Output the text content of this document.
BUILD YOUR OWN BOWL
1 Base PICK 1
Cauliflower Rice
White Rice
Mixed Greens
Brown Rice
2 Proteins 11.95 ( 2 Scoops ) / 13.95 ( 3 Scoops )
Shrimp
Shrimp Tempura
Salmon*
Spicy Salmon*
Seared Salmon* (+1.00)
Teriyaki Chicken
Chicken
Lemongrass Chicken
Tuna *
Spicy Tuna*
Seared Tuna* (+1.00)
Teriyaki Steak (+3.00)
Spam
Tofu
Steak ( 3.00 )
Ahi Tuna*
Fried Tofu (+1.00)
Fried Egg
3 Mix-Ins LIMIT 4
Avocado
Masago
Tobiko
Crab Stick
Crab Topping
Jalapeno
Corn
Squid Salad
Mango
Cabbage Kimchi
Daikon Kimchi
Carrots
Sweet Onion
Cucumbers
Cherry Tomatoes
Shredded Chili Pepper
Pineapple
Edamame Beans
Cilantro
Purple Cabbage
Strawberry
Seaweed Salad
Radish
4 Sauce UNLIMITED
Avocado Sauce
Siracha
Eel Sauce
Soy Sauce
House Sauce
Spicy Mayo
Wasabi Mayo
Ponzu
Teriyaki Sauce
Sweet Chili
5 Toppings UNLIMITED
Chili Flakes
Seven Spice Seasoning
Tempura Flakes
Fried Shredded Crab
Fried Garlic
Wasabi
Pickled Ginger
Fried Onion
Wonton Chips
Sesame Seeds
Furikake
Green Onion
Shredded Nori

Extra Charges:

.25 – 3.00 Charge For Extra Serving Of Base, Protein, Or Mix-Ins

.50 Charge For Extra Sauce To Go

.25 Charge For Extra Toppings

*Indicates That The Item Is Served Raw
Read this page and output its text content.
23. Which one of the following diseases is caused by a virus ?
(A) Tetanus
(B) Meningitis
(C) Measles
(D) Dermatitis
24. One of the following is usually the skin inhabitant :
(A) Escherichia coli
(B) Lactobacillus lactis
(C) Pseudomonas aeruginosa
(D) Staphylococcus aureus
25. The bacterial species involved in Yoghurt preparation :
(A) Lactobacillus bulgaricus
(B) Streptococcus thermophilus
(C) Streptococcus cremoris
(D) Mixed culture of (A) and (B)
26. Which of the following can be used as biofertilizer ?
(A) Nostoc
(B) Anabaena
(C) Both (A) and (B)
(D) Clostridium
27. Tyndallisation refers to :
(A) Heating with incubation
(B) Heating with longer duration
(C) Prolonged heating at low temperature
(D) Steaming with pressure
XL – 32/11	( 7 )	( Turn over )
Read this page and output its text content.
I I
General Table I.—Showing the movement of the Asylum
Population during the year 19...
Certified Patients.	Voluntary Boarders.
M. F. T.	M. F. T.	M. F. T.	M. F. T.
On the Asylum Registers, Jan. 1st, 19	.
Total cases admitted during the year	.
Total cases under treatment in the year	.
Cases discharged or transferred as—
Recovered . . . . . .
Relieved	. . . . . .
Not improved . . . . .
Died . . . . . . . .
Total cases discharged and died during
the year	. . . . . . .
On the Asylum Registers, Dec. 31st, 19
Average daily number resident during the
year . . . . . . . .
• • • • •
## Exercise prompt
Copy out the material in its entirety. Keep it exact.

## Answer box
Output the text content of this document.
BUILD YOUR OWN BOWL
1 Base PICK 1
Cauliflower Rice
White Rice
Mixed Greens
Brown Rice
2 Proteins 11.95 ( 2 Scoops ) / 13.95 ( 3 Scoops )
Shrimp
Shrimp Tempura
Salmon*
Spicy Salmon*
Seared Salmon* (+1.00)
Teriyaki Chicken
Chicken
Lemongrass Chicken
Tuna *
Spicy Tuna*
Seared Tuna* (+1.00)
Teriyaki Steak (+3.00)
Spam
Tofu
Steak ( 3.00 )
Ahi Tuna*
Fried Tofu (+1.00)
Fried Egg
3 Mix-Ins LIMIT 4
Avocado
Masago
Tobiko
Crab Stick
Crab Topping
Jalapeno
Corn
Squid Salad
Mango
Cabbage Kimchi
Daikon Kimchi
Carrots
Sweet Onion
Cucumbers
Cherry Tomatoes
Shredded Chili Pepper
Pineapple
Edamame Beans
Cilantro
Purple Cabbage
Strawberry
Seaweed Salad
Radish
4 Sauce UNLIMITED
Avocado Sauce
Siracha
Eel Sauce
Soy Sauce
House Sauce
Spicy Mayo
Wasabi Mayo
Ponzu
Teriyaki Sauce
Sweet Chili
5 Toppings UNLIMITED
Chili Flakes
Seven Spice Seasoning
Tempura Flakes
Fried Shredded Crab
Fried Garlic
Wasabi
Pickled Ginger
Fried Onion
Wonton Chips
Sesame Seeds
Furikake
Green Onion
Shredded Nori

Extra Charges:

.25 – 3.00 Charge For Extra Serving Of Base, Protein, Or Mix-Ins

.50 Charge For Extra Sauce To Go

.25 Charge For Extra Toppings

*Indicates That The Item Is Served Raw
Read this page and output its text content.
23. Which one of the following diseases is caused by a virus ?
(A) Tetanus
(B) Meningitis
(C) Measles
(D) Dermatitis
24. One of the following is usually the skin inhabitant :
(A) Escherichia coli
(B) Lactobacillus lactis
(C) Pseudomonas aeruginosa
(D) Staphylococcus aureus
25. The bacterial species involved in Yoghurt preparation :
(A) Lactobacillus bulgaricus
(B) Streptococcus thermophilus
(C) Streptococcus cremoris
(D) Mixed culture of (A) and (B)
26. Which of the following can be used as biofertilizer ?
(A) Nostoc
(B) Anabaena
(C) Both (A) and (B)
(D) Clostridium
27. Tyndallisation refers to :
(A) Heating with incubation
(B) Heating with longer duration
(C) Prolonged heating at low temperature
(D) Steaming with pressure
XL – 32/11	( 7 )	( Turn over )
Read this page and output its text content.
I I
General Table I.—Showing the movement of the Asylum
Population during the year 19...
Certified Patients.	Voluntary Boarders.
M. F. T.	M. F. T.	M. F. T.	M. F. T.
On the Asylum Registers, Jan. 1st, 19	.
Total cases admitted during the year	.
Total cases under treatment in the year	.
Cases discharged or transferred as—
Recovered . . . . . .
Relieved	. . . . . .
Not improved . . . . .
Died . . . . . . . .
Total cases discharged and died during
the year	. . . . . . .
On the Asylum Registers, Dec. 31st, 19
Average daily number resident during the
year . . . . . . . .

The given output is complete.